### Written task
Repeat each line of the material exactly.

### Data excerpts
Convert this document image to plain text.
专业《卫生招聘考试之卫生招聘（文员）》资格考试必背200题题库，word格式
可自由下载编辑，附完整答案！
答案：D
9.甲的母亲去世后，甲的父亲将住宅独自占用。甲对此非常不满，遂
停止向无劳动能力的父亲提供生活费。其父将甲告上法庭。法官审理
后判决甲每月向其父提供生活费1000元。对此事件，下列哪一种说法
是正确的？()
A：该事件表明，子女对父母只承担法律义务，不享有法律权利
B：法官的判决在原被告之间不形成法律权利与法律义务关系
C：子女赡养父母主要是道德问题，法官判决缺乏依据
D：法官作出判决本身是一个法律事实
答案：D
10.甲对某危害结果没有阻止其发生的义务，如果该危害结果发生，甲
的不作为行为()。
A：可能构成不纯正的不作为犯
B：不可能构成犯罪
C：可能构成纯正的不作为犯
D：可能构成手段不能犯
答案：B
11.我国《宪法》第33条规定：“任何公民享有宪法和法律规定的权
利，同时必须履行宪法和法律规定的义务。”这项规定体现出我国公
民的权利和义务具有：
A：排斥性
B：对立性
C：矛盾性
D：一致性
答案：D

### Result for this exercise
Convert this document image to plain text.
专业《卫生招聘考试之卫生招聘（文员）》资格考试必背200题题库，word格式
可自由下载编辑，附完整答案！
答案：D
9.甲的母亲去世后，甲的父亲将住宅独自占用。甲对此非常不满，遂
停止向无劳动能力的父亲提供生活费。其父将甲告上法庭。法官审理
后判决甲每月向其父提供生活费1000元。对此事件，下列哪一种说法
是正确的？()
A：该事件表明，子女对父母只承担法律义务，不享有法律权利
B：法官的判决在原被告之间不形成法律权利与法律义务关系
C：子女赡养父母主要是道德问题，法官判决缺乏依据
D：法官作出判决本身是一个法律事实
答案：D
10.甲对某危害结果没有阻止其发生的义务，如果该危害结果发生，甲
的不作为行为()。
A：可能构成不纯正的不作为犯
B：不可能构成犯罪
C：可能构成纯正的不作为犯
D：可能构成手段不能犯
答案：B
11.我国《宪法》第33条规定：“任何公民享有宪法和法律规定的权
利，同时必须履行宪法和法律规定的义务。”这项规定体现出我国公
民的权利和义务具有：
A：排斥性
B：对立性
C：矛盾性
D：一致性
答案：D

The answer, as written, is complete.